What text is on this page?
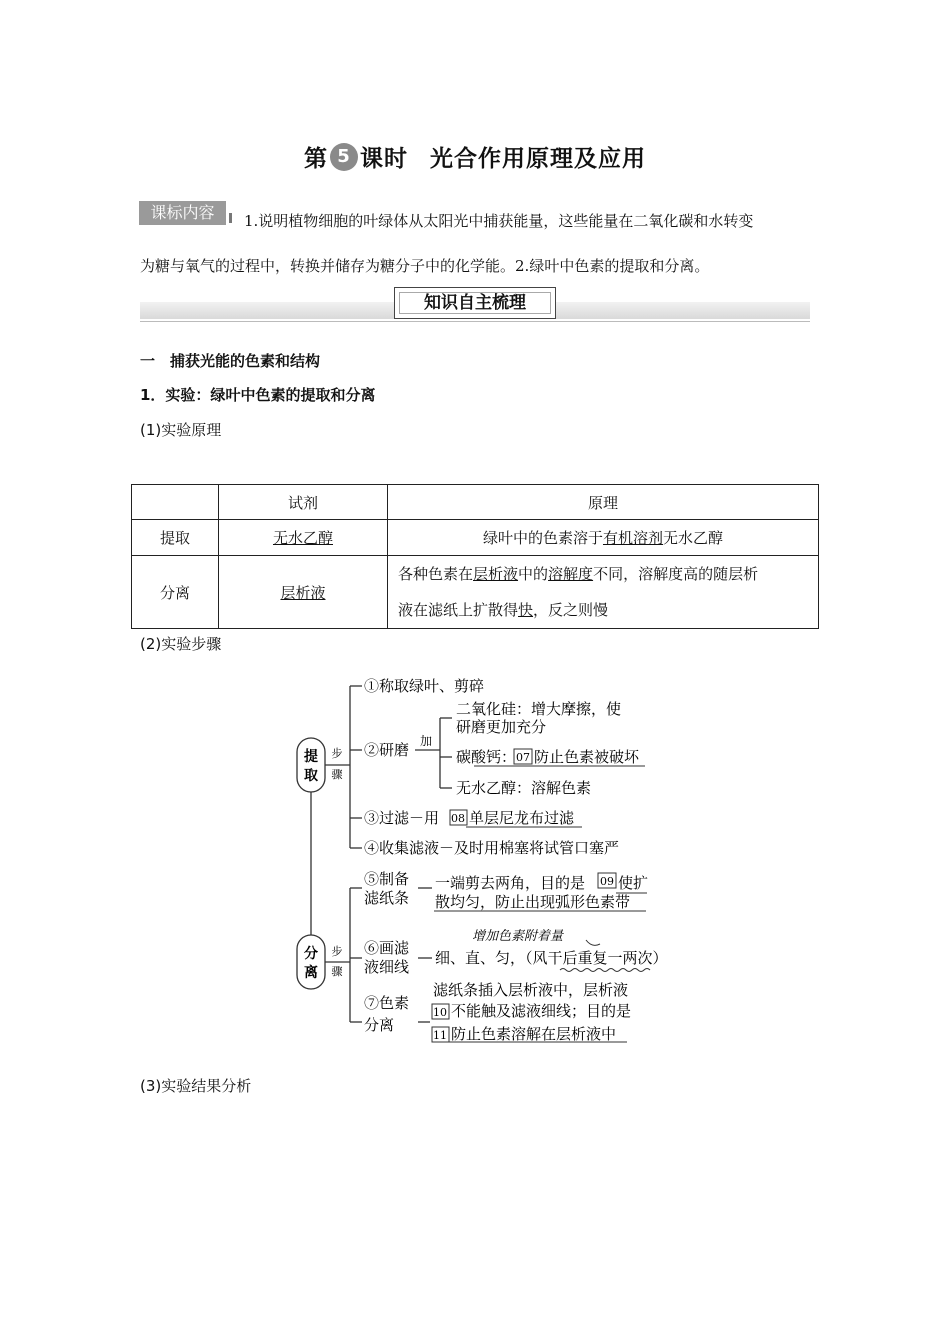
第 5 课时 光合作用原理及应用
课标内容	1.说明植物细胞的叶绿体从太阳光中捕获能量，这些能量在二氧化碳和水转变
为糖与氧气的过程中，转换并储存为糖分子中的化学能。2.绿叶中色素的提取和分离。
知识自主梳理
一　捕获光能的色素和结构
1．实验：绿叶中色素的提取和分离
(1)实验原理
	试剂	原理
提取	无水乙醇	绿叶中的色素溶于有机溶剂无水乙醇
分离	层析液	各种色素在层析液中的溶解度不同，溶解度高的随层析
液在滤纸上扩散得快，反之则慢
(2)实验步骤
提
取
步
骤
分
离
步
骤
①称取绿叶、剪碎
②研磨 加
二氧化硅：增大摩擦，使
研磨更加充分
碳酸钙： 07 防止色素被破坏
无水乙醇：溶解色素
③过滤－用 08 单层尼龙布过滤
④收集滤液－及时用棉塞将试管口塞严
⑤制备
滤纸条
一端剪去两角，目的是 09 使扩
散均匀，防止出现弧形色素带
增加色素附着量
⑥画滤
液细线 细、直、匀，（风干后重复一两次）
⑦色素
分离
滤纸条插入层析液中，层析液
10 不能触及滤液细线；目的是
11 防止色素溶解在层析液中
(3)实验结果分析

* [WORK REQUIRED] Transcribe the records verbatim and omit the images.

* [WRITTEN SOLUTION]
What text is on this page?
第 5 课时 光合作用原理及应用
课标内容	1.说明植物细胞的叶绿体从太阳光中捕获能量，这些能量在二氧化碳和水转变
为糖与氧气的过程中，转换并储存为糖分子中的化学能。2.绿叶中色素的提取和分离。
知识自主梳理
一　捕获光能的色素和结构
1．实验：绿叶中色素的提取和分离
(1)实验原理
	试剂	原理
提取	无水乙醇	绿叶中的色素溶于有机溶剂无水乙醇
分离	层析液	各种色素在层析液中的溶解度不同，溶解度高的随层析
液在滤纸上扩散得快，反之则慢
(2)实验步骤
提
取
步
骤
分
离
步
骤
①称取绿叶、剪碎
②研磨 加
二氧化硅：增大摩擦，使
研磨更加充分
碳酸钙： 07 防止色素被破坏
无水乙醇：溶解色素
③过滤－用 08 单层尼龙布过滤
④收集滤液－及时用棉塞将试管口塞严
⑤制备
滤纸条
一端剪去两角，目的是 09 使扩
散均匀，防止出现弧形色素带
增加色素附着量
⑥画滤
液细线 细、直、匀，（风干后重复一两次）
⑦色素
分离
滤纸条插入层析液中，层析液
10 不能触及滤液细线；目的是
11 防止色素溶解在层析液中
(3)实验结果分析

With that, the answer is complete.